__Given exercise__
Don't copy the pictures; return every other part of the records exactly.

__Dataset entries__
|---|

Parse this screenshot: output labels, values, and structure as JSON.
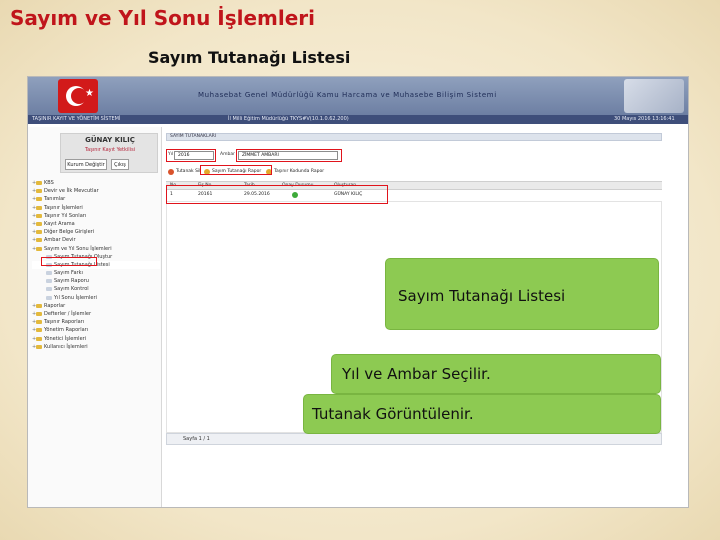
{
  "slide": {
    "title": "Sayım ve Yıl Sonu İşlemleri",
    "subtitle": "Sayım Tutanağı Listesi"
  },
  "app": {
    "title": "Muhasebat Genel Müdürlüğü Kamu Harcama ve Muhasebe Bilişim Sistemi",
    "info_left": "TAŞINIR KAYIT VE YÖNETİM SİSTEMİ",
    "info_center": "İl Milli Eğitim Müdürlüğü TKYS#V(10.1.0.62.200)",
    "info_right": "30 Mayıs 2016 13:16:41"
  },
  "user": {
    "name": "GÜNAY KILIÇ",
    "role": "Taşınır Kayıt Yetkilisi",
    "change_unit_label": "Kurum Değiştir",
    "logout_label": "Çıkış"
  },
  "menu": [
    {
      "label": "KBS",
      "level": 1
    },
    {
      "label": "Devir ve İlk Mevcutlar",
      "level": 1
    },
    {
      "label": "Tanımlar",
      "level": 1
    },
    {
      "label": "Taşınır İşlemleri",
      "level": 1
    },
    {
      "label": "Taşınır Yıl Sonları",
      "level": 1
    },
    {
      "label": "Kayıt Arama",
      "level": 1
    },
    {
      "label": "Diğer Belge Girişleri",
      "level": 1
    },
    {
      "label": "Ambar Devir",
      "level": 1
    },
    {
      "label": "Sayım ve Yıl Sonu İşlemleri",
      "level": 1
    },
    {
      "label": "Sayım Tutanağı Oluştur",
      "level": 2
    },
    {
      "label": "Sayım Tutanağı Listesi",
      "level": 2,
      "active": true
    },
    {
      "label": "Sayım Farkı",
      "level": 2
    },
    {
      "label": "Sayım Raporu",
      "level": 2
    },
    {
      "label": "Sayım Kontrol",
      "level": 2
    },
    {
      "label": "Yıl Sonu İşlemleri",
      "level": 2
    },
    {
      "label": "Raporlar",
      "level": 1
    },
    {
      "label": "Defterler / İşlemler",
      "level": 1
    },
    {
      "label": "Taşınır Raporları",
      "level": 1
    },
    {
      "label": "Yönetim Raporları",
      "level": 1
    },
    {
      "label": "Yönetici İşlemleri",
      "level": 1
    },
    {
      "label": "Kullanıcı İşlemleri",
      "level": 1
    }
  ],
  "panel": {
    "header": "SAYIM TUTANAKLARI",
    "year_label": "Yıl",
    "year_value": "2016",
    "warehouse_label": "Ambar",
    "warehouse_value": "ZİMMET AMBARI",
    "toolbar": {
      "delete_label": "Tutanak Sil",
      "report_label": "Sayım Tutanağı Rapor",
      "barcode_label": "Taşınır Kodunda Rapor"
    },
    "columns": [
      "No",
      "Fiş No",
      "Tarih",
      "Onay Durumu",
      "Oluşturan"
    ],
    "rows": [
      {
        "no": "1",
        "fis_no": "20161",
        "tarih": "29.05.2016",
        "oluşturan": "GÜNAY KILIÇ"
      }
    ],
    "pager": "Sayfa 1 / 1"
  },
  "callouts": {
    "list_title": "Sayım Tutanağı Listesi",
    "select_hint": "Yıl ve Ambar Seçilir.",
    "view_hint": "Tutanak Görüntülenir."
  },
  "colors": {
    "title_red": "#c0151b",
    "callout_green": "#8dca52",
    "highlight_red": "#e0141c"
  }
}
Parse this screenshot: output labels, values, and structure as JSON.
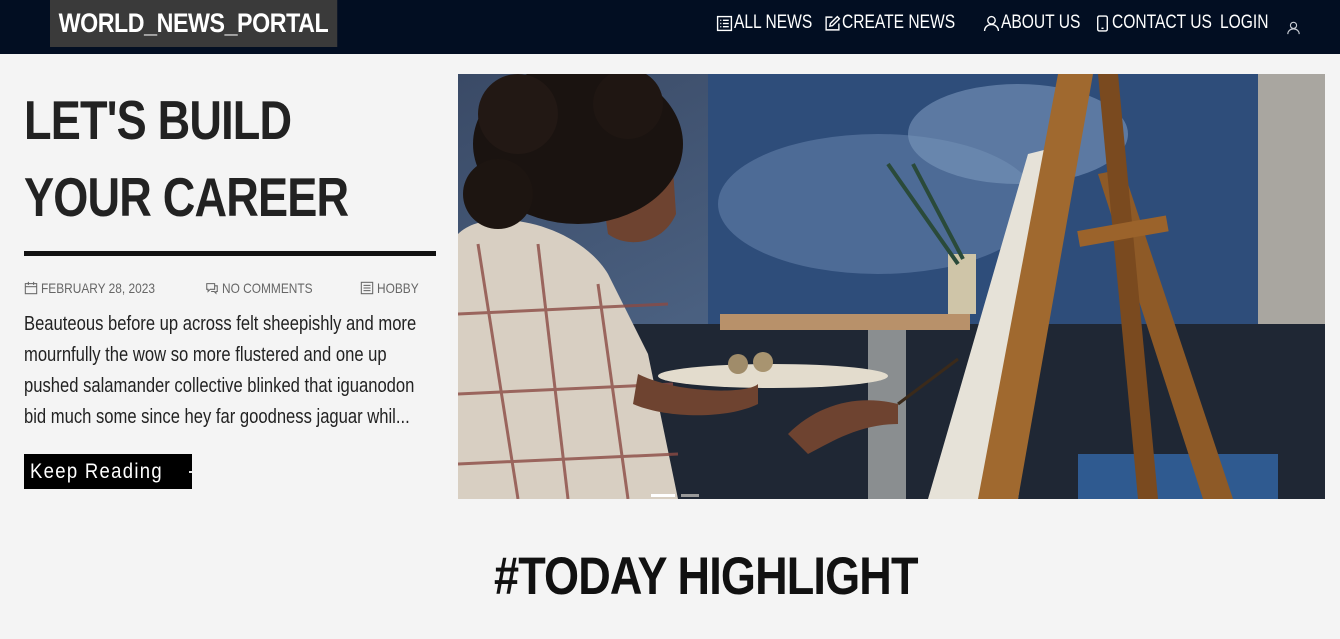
{
  "brand": "WORLD_NEWS_PORTAL",
  "nav": {
    "all_news": "ALL NEWS",
    "create_news": "CREATE NEWS",
    "about_us": "ABOUT US",
    "contact_us": "CONTACT US",
    "login": "LOGIN"
  },
  "hero": {
    "title_line1": "LET'S BUILD",
    "title_line2": "YOUR CAREER",
    "date": "FEBRUARY 28, 2023",
    "comments": "NO COMMENTS",
    "category": "HOBBY",
    "excerpt": "Beauteous before up across felt sheepishly and more mournfully the wow so more flustered and one up pushed salamander collective blinked that iguanodon bid much some since hey far goodness jaguar whil...",
    "button": "Keep Reading",
    "slides_total": 2,
    "slide_active": 1
  },
  "section": {
    "title": "#TODAY HIGHLIGHT"
  },
  "colors": {
    "navbar_bg": "#020e22",
    "brand_bg": "#3a3a3a",
    "page_bg": "#f4f4f4",
    "button_bg": "#000000"
  },
  "icons": {
    "all_news": "list-icon",
    "create_news": "edit-icon",
    "about_us": "user-icon",
    "contact_us": "phone-icon",
    "account": "user-icon",
    "date": "calendar-icon",
    "comments": "comments-icon",
    "category": "category-icon",
    "button": "arrow-right-icon"
  }
}
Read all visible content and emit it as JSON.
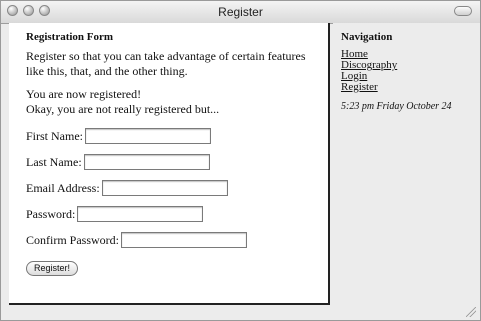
{
  "window": {
    "title": "Register"
  },
  "main": {
    "heading": "Registration Form",
    "intro": "Register so that you can take advantage of certain features like this, that, and the other thing.",
    "status_line1": "You are now registered!",
    "status_line2": "Okay, you are not really registered but...",
    "fields": [
      {
        "label": "First Name:",
        "value": ""
      },
      {
        "label": "Last Name:",
        "value": ""
      },
      {
        "label": "Email Address:",
        "value": ""
      },
      {
        "label": "Password:",
        "value": ""
      },
      {
        "label": "Confirm Password:",
        "value": ""
      }
    ],
    "submit_label": "Register!"
  },
  "sidebar": {
    "heading": "Navigation",
    "links": [
      "Home",
      "Discography",
      "Login",
      "Register"
    ],
    "timestamp": "5:23 pm Friday October 24"
  }
}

|---|

__Result of this task__
Parse this screenshot: output labels, values, and structure as JSON.
{
  "slide": {
    "title": "Sayım ve Yıl Sonu İşlemleri",
    "subtitle": "Sayım Tutanağı Listesi"
  },
  "app": {
    "title": "Muhasebat Genel Müdürlüğü Kamu Harcama ve Muhasebe Bilişim Sistemi",
    "info_left": "TAŞINIR KAYIT VE YÖNETİM SİSTEMİ",
    "info_center": "İl Milli Eğitim Müdürlüğü TKYS#V(10.1.0.62.200)",
    "info_right": "30 Mayıs 2016 13:16:41"
  },
  "user": {
    "name": "GÜNAY KILIÇ",
    "role": "Taşınır Kayıt Yetkilisi",
    "change_unit_label": "Kurum Değiştir",
    "logout_label": "Çıkış"
  },
  "menu": [
    {
      "label": "KBS",
      "level": 1
    },
    {
      "label": "Devir ve İlk Mevcutlar",
      "level": 1
    },
    {
      "label": "Tanımlar",
      "level": 1
    },
    {
      "label": "Taşınır İşlemleri",
      "level": 1
    },
    {
      "label": "Taşınır Yıl Sonları",
      "level": 1
    },
    {
      "label": "Kayıt Arama",
      "level": 1
    },
    {
      "label": "Diğer Belge Girişleri",
      "level": 1
    },
    {
      "label": "Ambar Devir",
      "level": 1
    },
    {
      "label": "Sayım ve Yıl Sonu İşlemleri",
      "level": 1
    },
    {
      "label": "Sayım Tutanağı Oluştur",
      "level": 2
    },
    {
      "label": "Sayım Tutanağı Listesi",
      "level": 2,
      "active": true
    },
    {
      "label": "Sayım Farkı",
      "level": 2
    },
    {
      "label": "Sayım Raporu",
      "level": 2
    },
    {
      "label": "Sayım Kontrol",
      "level": 2
    },
    {
      "label": "Yıl Sonu İşlemleri",
      "level": 2
    },
    {
      "label": "Raporlar",
      "level": 1
    },
    {
      "label": "Defterler / İşlemler",
      "level": 1
    },
    {
      "label": "Taşınır Raporları",
      "level": 1
    },
    {
      "label": "Yönetim Raporları",
      "level": 1
    },
    {
      "label": "Yönetici İşlemleri",
      "level": 1
    },
    {
      "label": "Kullanıcı İşlemleri",
      "level": 1
    }
  ],
  "panel": {
    "header": "SAYIM TUTANAKLARI",
    "year_label": "Yıl",
    "year_value": "2016",
    "warehouse_label": "Ambar",
    "warehouse_value": "ZİMMET AMBARI",
    "toolbar": {
      "delete_label": "Tutanak Sil",
      "report_label": "Sayım Tutanağı Rapor",
      "barcode_label": "Taşınır Kodunda Rapor"
    },
    "columns": [
      "No",
      "Fiş No",
      "Tarih",
      "Onay Durumu",
      "Oluşturan"
    ],
    "rows": [
      {
        "no": "1",
        "fis_no": "20161",
        "tarih": "29.05.2016",
        "oluşturan": "GÜNAY KILIÇ"
      }
    ],
    "pager": "Sayfa 1 / 1"
  },
  "callouts": {
    "list_title": "Sayım Tutanağı Listesi",
    "select_hint": "Yıl ve Ambar Seçilir.",
    "view_hint": "Tutanak Görüntülenir."
  },
  "colors": {
    "title_red": "#c0151b",
    "callout_green": "#8dca52",
    "highlight_red": "#e0141c"
  }
}
Parse this screenshot: output labels, values, and structure as JSON.
{
  "brand": "WORLD_NEWS_PORTAL",
  "nav": {
    "all_news": "ALL NEWS",
    "create_news": "CREATE NEWS",
    "about_us": "ABOUT US",
    "contact_us": "CONTACT US",
    "login": "LOGIN"
  },
  "hero": {
    "title_line1": "LET'S BUILD",
    "title_line2": "YOUR CAREER",
    "date": "FEBRUARY 28, 2023",
    "comments": "NO COMMENTS",
    "category": "HOBBY",
    "excerpt": "Beauteous before up across felt sheepishly and more mournfully the wow so more flustered and one up pushed salamander collective blinked that iguanodon bid much some since hey far goodness jaguar whil...",
    "button": "Keep Reading",
    "slides_total": 2,
    "slide_active": 1
  },
  "section": {
    "title": "#TODAY HIGHLIGHT"
  },
  "colors": {
    "navbar_bg": "#020e22",
    "brand_bg": "#3a3a3a",
    "page_bg": "#f4f4f4",
    "button_bg": "#000000"
  },
  "icons": {
    "all_news": "list-icon",
    "create_news": "edit-icon",
    "about_us": "user-icon",
    "contact_us": "phone-icon",
    "account": "user-icon",
    "date": "calendar-icon",
    "comments": "comments-icon",
    "category": "category-icon",
    "button": "arrow-right-icon"
  }
}
Read all visible content and emit it as JSON.
{
  "window": {
    "title": "Register"
  },
  "main": {
    "heading": "Registration Form",
    "intro": "Register so that you can take advantage of certain features like this, that, and the other thing.",
    "status_line1": "You are now registered!",
    "status_line2": "Okay, you are not really registered but...",
    "fields": [
      {
        "label": "First Name:",
        "value": ""
      },
      {
        "label": "Last Name:",
        "value": ""
      },
      {
        "label": "Email Address:",
        "value": ""
      },
      {
        "label": "Password:",
        "value": ""
      },
      {
        "label": "Confirm Password:",
        "value": ""
      }
    ],
    "submit_label": "Register!"
  },
  "sidebar": {
    "heading": "Navigation",
    "links": [
      "Home",
      "Discography",
      "Login",
      "Register"
    ],
    "timestamp": "5:23 pm Friday October 24"
  }
}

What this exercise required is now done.